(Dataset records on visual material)
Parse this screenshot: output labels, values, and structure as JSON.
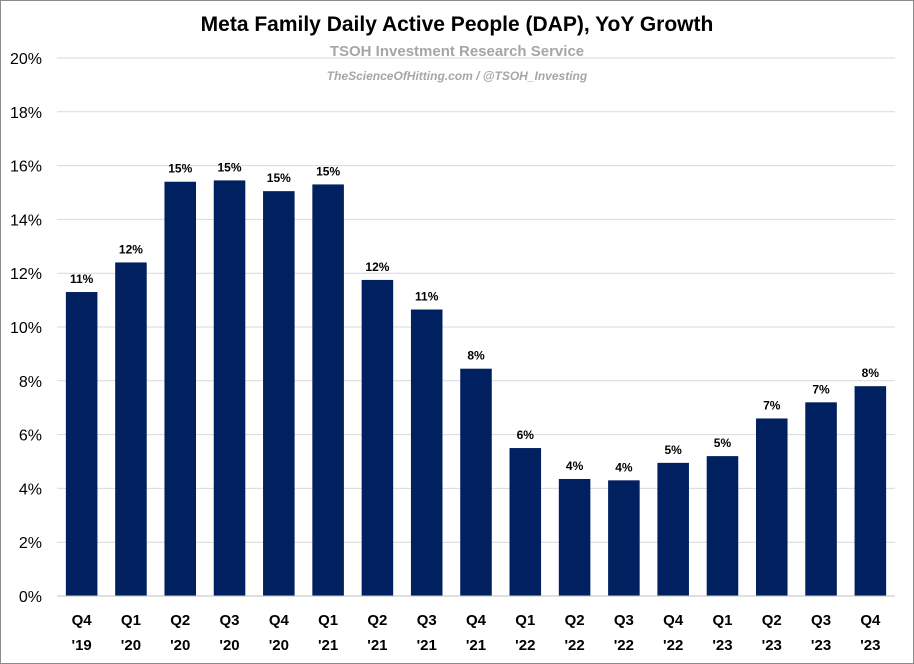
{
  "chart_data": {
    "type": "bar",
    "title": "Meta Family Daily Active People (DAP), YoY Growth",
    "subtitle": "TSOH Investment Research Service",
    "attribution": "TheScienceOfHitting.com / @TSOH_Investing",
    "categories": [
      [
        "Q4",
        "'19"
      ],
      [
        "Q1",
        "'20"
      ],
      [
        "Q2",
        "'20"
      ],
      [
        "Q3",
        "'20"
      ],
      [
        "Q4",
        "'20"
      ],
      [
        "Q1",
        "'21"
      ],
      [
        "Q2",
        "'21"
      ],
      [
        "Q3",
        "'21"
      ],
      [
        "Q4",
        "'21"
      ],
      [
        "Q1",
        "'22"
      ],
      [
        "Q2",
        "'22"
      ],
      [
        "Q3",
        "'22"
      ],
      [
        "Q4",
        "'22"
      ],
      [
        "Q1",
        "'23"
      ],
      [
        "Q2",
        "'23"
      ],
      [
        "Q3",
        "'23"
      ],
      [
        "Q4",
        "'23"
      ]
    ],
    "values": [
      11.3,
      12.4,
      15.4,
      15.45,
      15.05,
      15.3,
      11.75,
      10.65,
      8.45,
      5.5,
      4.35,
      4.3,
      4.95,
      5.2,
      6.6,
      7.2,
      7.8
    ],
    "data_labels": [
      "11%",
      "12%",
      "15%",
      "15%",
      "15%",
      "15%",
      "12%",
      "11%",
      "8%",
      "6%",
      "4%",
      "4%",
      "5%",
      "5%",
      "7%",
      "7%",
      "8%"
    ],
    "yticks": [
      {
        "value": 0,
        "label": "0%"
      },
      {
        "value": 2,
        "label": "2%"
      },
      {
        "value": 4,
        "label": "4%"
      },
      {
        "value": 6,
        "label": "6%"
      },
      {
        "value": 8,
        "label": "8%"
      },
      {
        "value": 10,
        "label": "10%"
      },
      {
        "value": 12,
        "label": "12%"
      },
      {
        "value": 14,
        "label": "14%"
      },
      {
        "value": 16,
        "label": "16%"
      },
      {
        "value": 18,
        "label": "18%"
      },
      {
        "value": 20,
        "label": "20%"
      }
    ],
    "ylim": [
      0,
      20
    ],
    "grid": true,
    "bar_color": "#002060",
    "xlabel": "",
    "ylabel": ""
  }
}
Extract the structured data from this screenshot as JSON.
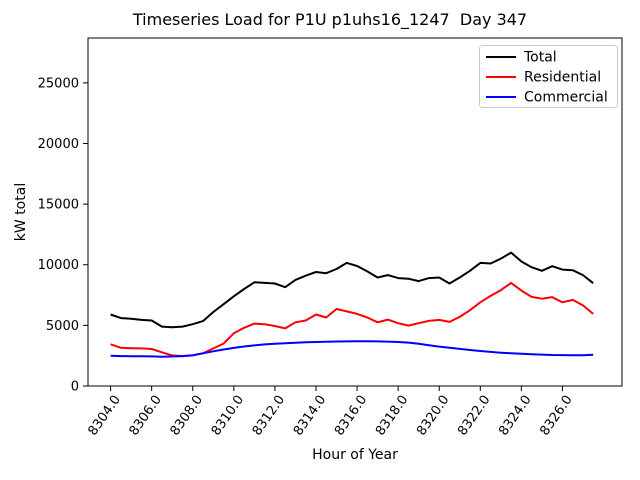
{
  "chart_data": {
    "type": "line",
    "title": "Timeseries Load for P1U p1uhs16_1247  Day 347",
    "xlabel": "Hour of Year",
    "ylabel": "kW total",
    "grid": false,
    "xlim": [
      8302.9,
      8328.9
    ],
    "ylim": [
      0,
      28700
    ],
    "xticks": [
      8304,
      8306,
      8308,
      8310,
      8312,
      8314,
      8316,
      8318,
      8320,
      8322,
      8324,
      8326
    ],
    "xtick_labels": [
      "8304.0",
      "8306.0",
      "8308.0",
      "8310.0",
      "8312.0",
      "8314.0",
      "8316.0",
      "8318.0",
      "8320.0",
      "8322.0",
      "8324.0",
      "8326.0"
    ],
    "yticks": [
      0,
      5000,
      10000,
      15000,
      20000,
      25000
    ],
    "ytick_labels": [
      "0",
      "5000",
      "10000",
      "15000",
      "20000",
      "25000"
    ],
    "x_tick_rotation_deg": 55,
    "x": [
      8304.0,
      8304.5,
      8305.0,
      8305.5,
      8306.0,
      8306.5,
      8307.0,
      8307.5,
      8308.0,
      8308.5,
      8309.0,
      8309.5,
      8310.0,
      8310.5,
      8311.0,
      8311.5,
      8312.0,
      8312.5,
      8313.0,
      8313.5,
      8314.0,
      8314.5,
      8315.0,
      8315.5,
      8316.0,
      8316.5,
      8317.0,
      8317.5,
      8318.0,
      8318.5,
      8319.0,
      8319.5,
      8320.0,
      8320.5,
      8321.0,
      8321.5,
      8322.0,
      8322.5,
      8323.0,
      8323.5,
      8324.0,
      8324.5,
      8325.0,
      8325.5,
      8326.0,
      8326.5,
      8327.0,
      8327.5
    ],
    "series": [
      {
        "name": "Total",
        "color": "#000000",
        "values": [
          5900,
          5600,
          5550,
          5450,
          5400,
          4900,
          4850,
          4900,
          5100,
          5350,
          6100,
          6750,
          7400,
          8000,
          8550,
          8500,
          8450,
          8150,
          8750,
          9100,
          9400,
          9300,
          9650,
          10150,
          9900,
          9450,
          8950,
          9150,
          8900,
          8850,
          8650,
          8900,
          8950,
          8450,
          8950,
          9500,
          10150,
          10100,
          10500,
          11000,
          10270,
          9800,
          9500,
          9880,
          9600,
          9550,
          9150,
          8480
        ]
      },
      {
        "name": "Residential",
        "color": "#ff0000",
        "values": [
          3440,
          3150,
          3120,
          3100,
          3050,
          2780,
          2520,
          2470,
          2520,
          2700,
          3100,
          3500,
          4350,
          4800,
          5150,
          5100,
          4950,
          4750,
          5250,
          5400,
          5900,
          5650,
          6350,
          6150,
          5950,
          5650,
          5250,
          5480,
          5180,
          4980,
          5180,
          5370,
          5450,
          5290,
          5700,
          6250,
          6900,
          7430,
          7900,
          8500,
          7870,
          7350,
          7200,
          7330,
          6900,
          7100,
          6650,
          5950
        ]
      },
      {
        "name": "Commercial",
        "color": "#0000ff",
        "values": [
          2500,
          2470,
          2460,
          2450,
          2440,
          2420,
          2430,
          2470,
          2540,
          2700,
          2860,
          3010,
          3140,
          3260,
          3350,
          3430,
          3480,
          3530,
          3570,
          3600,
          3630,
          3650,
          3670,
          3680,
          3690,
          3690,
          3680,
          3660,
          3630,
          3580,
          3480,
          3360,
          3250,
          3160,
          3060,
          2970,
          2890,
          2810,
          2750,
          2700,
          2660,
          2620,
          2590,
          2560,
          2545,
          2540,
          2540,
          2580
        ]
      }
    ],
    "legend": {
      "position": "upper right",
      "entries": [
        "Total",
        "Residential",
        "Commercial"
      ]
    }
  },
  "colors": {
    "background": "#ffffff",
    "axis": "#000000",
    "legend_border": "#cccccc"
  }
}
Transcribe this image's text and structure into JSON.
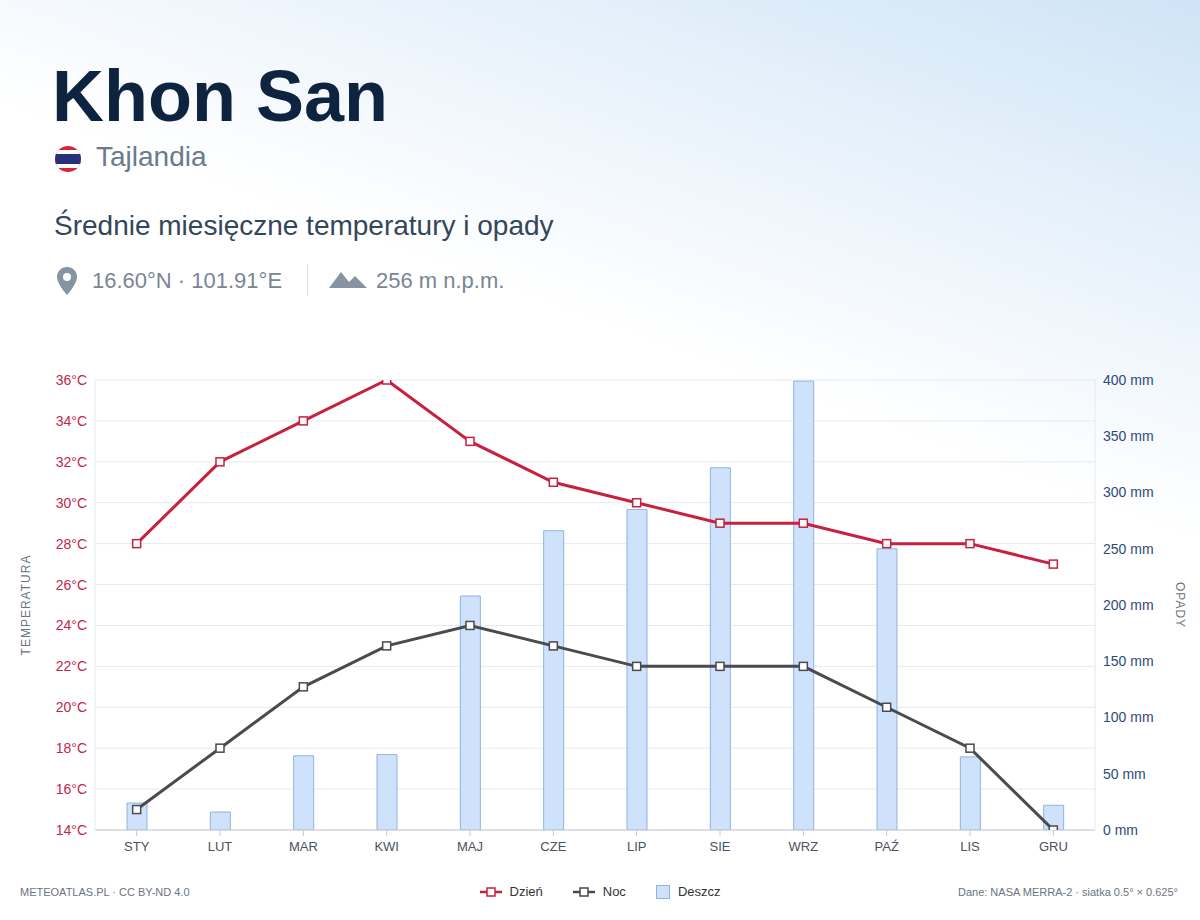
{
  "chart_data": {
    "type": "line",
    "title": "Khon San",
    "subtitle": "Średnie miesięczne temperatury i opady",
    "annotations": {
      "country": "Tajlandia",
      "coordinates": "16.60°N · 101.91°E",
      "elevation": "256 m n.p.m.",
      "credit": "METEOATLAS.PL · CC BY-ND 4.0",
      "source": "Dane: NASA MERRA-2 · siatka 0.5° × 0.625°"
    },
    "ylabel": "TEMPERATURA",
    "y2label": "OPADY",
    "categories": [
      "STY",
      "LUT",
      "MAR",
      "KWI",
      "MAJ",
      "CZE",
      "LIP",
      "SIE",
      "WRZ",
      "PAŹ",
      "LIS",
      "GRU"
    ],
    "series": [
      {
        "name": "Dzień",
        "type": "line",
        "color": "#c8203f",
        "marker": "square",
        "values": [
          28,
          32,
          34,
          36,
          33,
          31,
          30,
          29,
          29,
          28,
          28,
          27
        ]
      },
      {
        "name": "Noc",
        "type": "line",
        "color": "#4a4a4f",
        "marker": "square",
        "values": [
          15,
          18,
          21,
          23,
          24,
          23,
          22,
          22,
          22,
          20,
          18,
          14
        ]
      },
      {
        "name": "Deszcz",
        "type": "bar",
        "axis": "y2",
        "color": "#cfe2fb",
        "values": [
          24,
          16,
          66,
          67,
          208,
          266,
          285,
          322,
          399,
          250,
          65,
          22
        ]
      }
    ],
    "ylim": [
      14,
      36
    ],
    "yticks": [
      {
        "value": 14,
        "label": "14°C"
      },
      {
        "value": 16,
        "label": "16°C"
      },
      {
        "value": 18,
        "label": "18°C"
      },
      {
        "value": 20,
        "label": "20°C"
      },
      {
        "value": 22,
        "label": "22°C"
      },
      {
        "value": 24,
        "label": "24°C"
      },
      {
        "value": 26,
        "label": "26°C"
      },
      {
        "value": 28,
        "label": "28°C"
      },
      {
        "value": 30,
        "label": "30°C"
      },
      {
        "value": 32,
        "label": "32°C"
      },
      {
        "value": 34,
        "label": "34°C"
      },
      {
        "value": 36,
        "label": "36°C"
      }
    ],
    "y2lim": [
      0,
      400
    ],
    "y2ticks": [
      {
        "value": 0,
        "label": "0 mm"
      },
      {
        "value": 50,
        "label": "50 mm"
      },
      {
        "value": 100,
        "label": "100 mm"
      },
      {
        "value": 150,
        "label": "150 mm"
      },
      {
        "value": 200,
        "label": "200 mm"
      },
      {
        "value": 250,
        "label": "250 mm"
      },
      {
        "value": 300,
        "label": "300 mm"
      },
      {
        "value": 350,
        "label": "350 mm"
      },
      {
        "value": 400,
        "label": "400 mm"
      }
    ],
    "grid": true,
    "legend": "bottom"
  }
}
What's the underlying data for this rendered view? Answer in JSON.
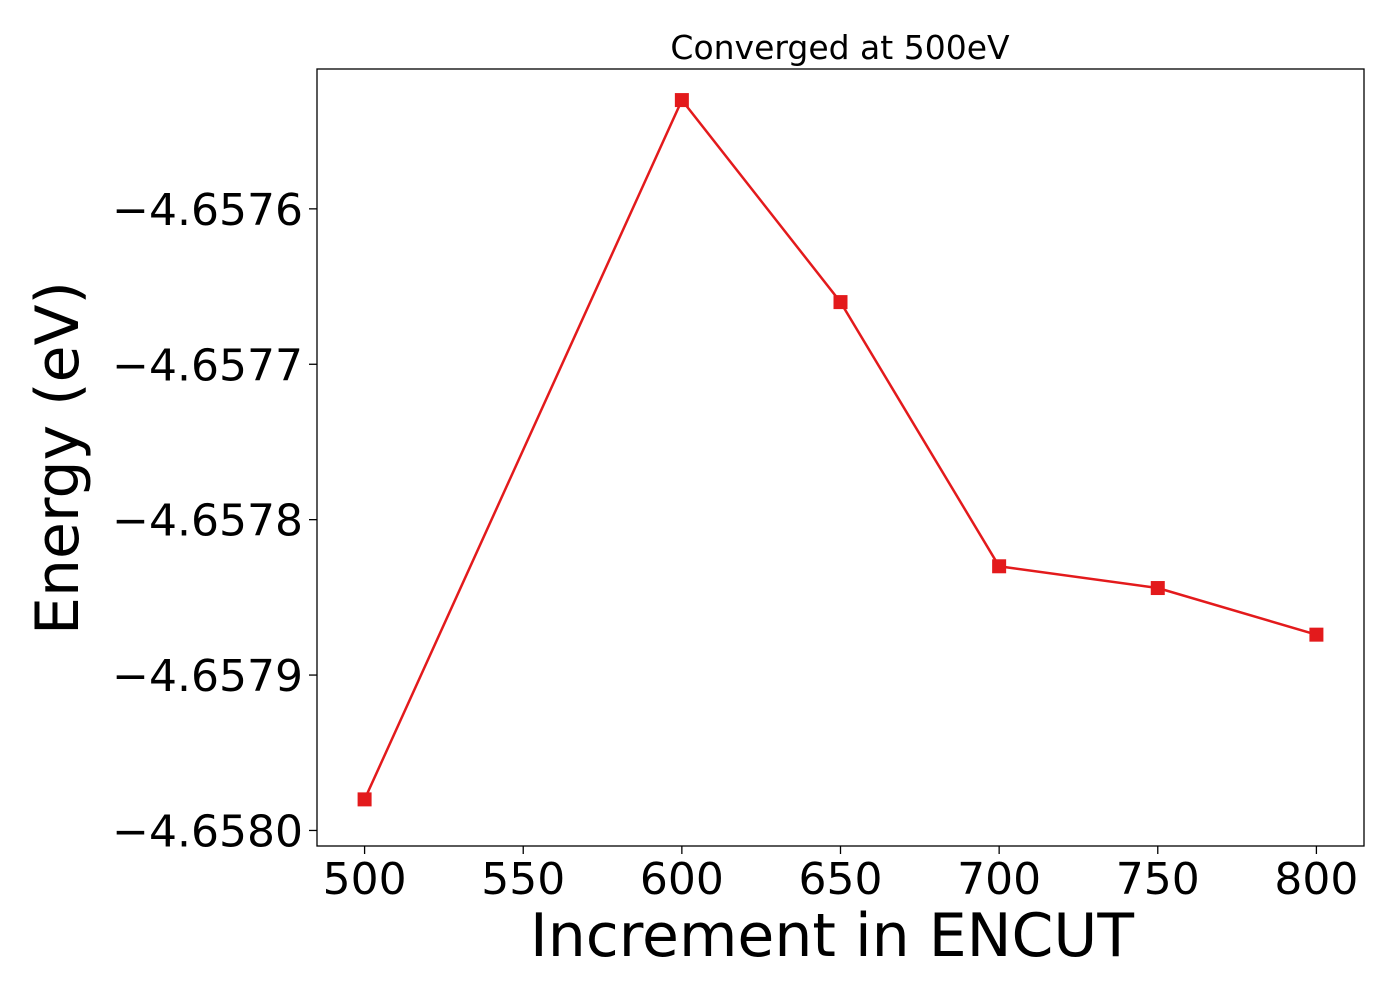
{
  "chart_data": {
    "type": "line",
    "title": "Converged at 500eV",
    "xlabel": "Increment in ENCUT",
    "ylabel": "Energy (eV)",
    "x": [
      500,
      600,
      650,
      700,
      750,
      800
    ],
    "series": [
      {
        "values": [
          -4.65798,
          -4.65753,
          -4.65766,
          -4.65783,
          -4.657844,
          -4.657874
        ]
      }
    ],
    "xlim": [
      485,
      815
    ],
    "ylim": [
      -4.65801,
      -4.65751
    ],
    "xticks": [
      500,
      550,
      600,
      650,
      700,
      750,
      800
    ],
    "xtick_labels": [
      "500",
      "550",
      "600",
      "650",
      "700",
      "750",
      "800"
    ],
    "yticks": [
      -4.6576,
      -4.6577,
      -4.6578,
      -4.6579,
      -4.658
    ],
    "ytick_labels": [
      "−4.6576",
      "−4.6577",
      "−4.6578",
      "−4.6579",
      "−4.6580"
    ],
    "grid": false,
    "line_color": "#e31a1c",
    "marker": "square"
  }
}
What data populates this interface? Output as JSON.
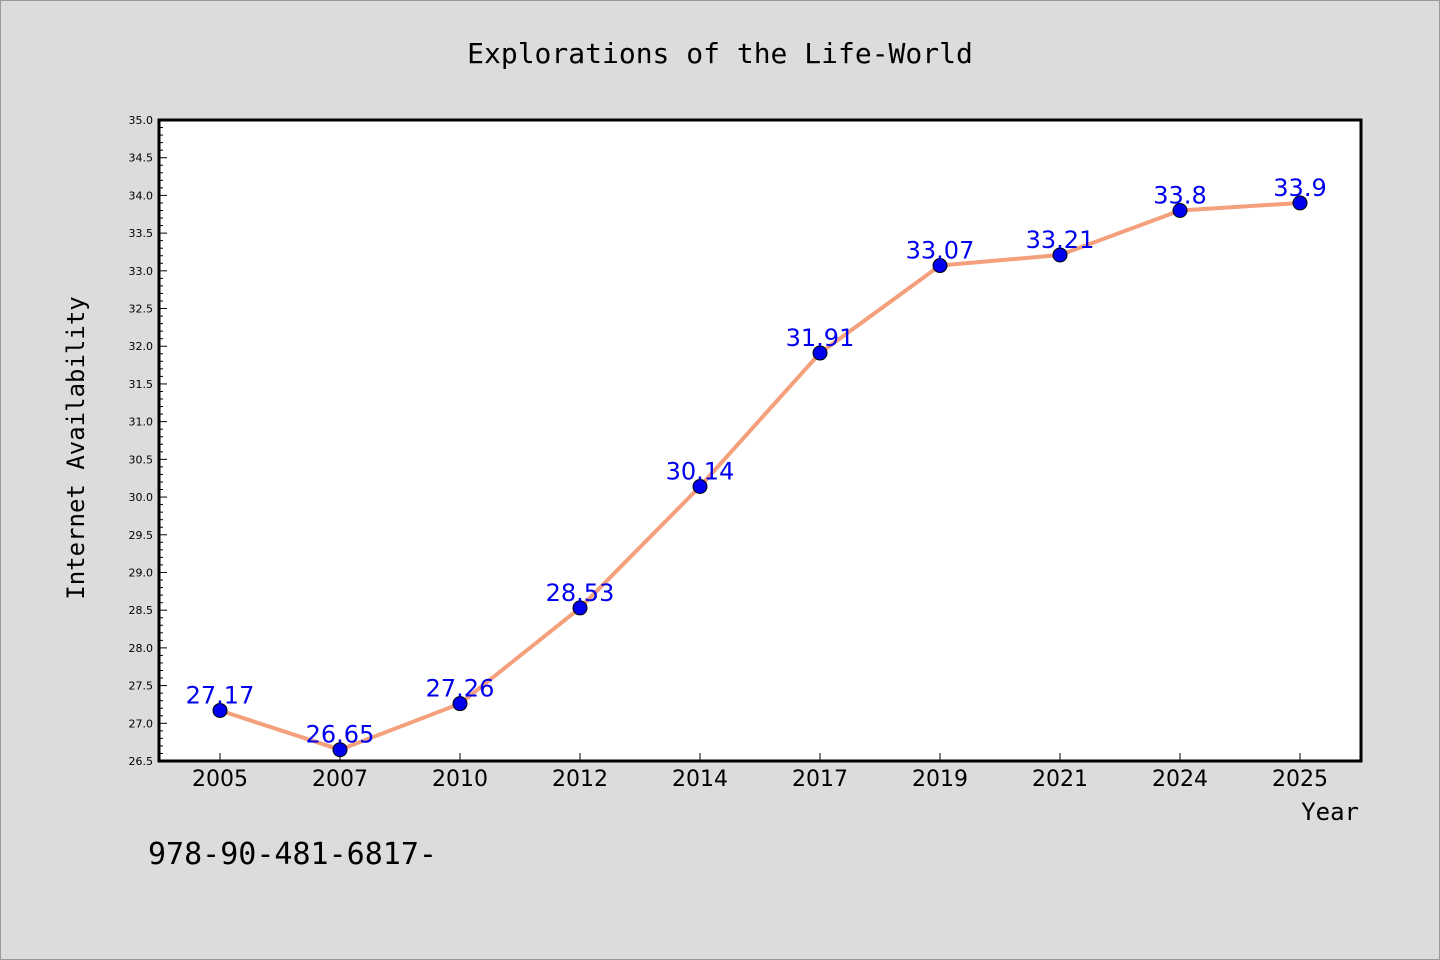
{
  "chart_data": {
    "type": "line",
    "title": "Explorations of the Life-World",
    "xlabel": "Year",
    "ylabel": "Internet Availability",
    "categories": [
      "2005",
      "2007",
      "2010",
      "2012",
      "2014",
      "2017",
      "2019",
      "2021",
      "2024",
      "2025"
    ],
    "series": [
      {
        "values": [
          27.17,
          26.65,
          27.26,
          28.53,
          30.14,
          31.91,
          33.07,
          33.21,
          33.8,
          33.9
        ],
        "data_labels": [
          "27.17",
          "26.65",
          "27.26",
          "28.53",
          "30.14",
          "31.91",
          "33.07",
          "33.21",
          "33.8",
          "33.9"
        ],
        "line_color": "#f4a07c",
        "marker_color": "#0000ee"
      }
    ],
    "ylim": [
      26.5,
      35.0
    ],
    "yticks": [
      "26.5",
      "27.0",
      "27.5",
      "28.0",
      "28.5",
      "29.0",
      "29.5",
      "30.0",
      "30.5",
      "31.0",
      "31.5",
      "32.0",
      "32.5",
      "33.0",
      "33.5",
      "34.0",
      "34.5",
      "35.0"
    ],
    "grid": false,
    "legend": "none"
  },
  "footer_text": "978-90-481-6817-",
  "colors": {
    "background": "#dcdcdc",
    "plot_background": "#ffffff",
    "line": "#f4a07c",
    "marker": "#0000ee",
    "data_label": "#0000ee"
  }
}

What you need to do
Report the number of lines in the entries above that include the string "ylabel". Give nothing but the number.

Problem solution
5